▶ [Entries shown]
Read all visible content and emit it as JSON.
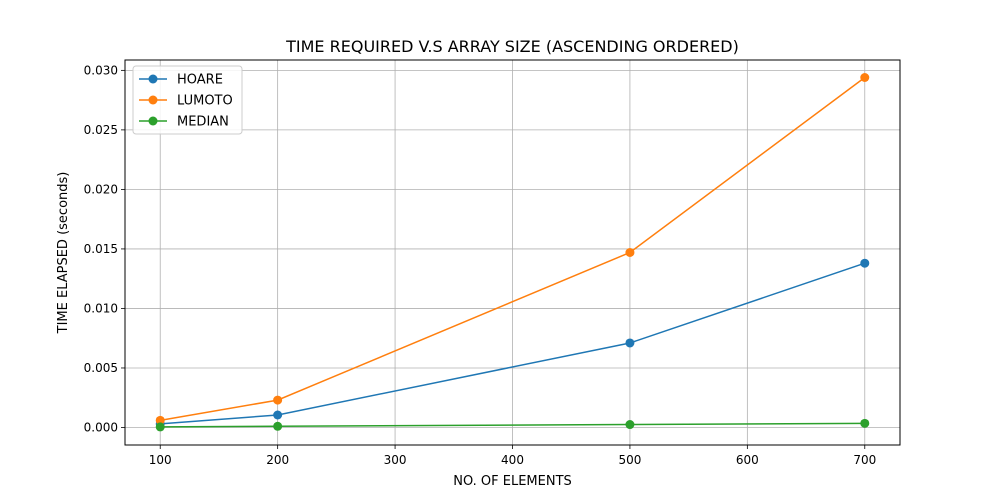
{
  "chart_data": {
    "type": "line",
    "title": "TIME REQUIRED V.S ARRAY SIZE (ASCENDING ORDERED)",
    "xlabel": "NO. OF ELEMENTS",
    "ylabel": "TIME ELAPSED (seconds)",
    "x": [
      100,
      200,
      500,
      700
    ],
    "xlim": [
      70,
      730
    ],
    "ylim": [
      -0.00147,
      0.03087
    ],
    "xticks": [
      100,
      200,
      300,
      400,
      500,
      600,
      700
    ],
    "xtick_labels": [
      "100",
      "200",
      "300",
      "400",
      "500",
      "600",
      "700"
    ],
    "yticks": [
      0,
      0.005,
      0.01,
      0.015,
      0.02,
      0.025,
      0.03
    ],
    "ytick_labels": [
      "0.000",
      "0.005",
      "0.010",
      "0.015",
      "0.020",
      "0.025",
      "0.030"
    ],
    "grid": true,
    "legend_position": "top-left",
    "marker": "circle",
    "series": [
      {
        "name": "HOARE",
        "color": "#1f77b4",
        "values": [
          0.0003,
          0.00105,
          0.0071,
          0.0138
        ]
      },
      {
        "name": "LUMOTO",
        "color": "#ff7f0e",
        "values": [
          0.0006,
          0.0023,
          0.0147,
          0.0294
        ]
      },
      {
        "name": "MEDIAN",
        "color": "#2ca02c",
        "values": [
          5e-05,
          0.0001,
          0.00025,
          0.00035
        ]
      }
    ]
  }
}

▶ [Given request] Every line above should be returned exactly; the pictures stay out.

▶ [Output below]
Read all visible content and emit it as JSON.
{
  "chart_data": {
    "type": "line",
    "title": "TIME REQUIRED V.S ARRAY SIZE (ASCENDING ORDERED)",
    "xlabel": "NO. OF ELEMENTS",
    "ylabel": "TIME ELAPSED (seconds)",
    "x": [
      100,
      200,
      500,
      700
    ],
    "xlim": [
      70,
      730
    ],
    "ylim": [
      -0.00147,
      0.03087
    ],
    "xticks": [
      100,
      200,
      300,
      400,
      500,
      600,
      700
    ],
    "xtick_labels": [
      "100",
      "200",
      "300",
      "400",
      "500",
      "600",
      "700"
    ],
    "yticks": [
      0,
      0.005,
      0.01,
      0.015,
      0.02,
      0.025,
      0.03
    ],
    "ytick_labels": [
      "0.000",
      "0.005",
      "0.010",
      "0.015",
      "0.020",
      "0.025",
      "0.030"
    ],
    "grid": true,
    "legend_position": "top-left",
    "marker": "circle",
    "series": [
      {
        "name": "HOARE",
        "color": "#1f77b4",
        "values": [
          0.0003,
          0.00105,
          0.0071,
          0.0138
        ]
      },
      {
        "name": "LUMOTO",
        "color": "#ff7f0e",
        "values": [
          0.0006,
          0.0023,
          0.0147,
          0.0294
        ]
      },
      {
        "name": "MEDIAN",
        "color": "#2ca02c",
        "values": [
          5e-05,
          0.0001,
          0.00025,
          0.00035
        ]
      }
    ]
  }
}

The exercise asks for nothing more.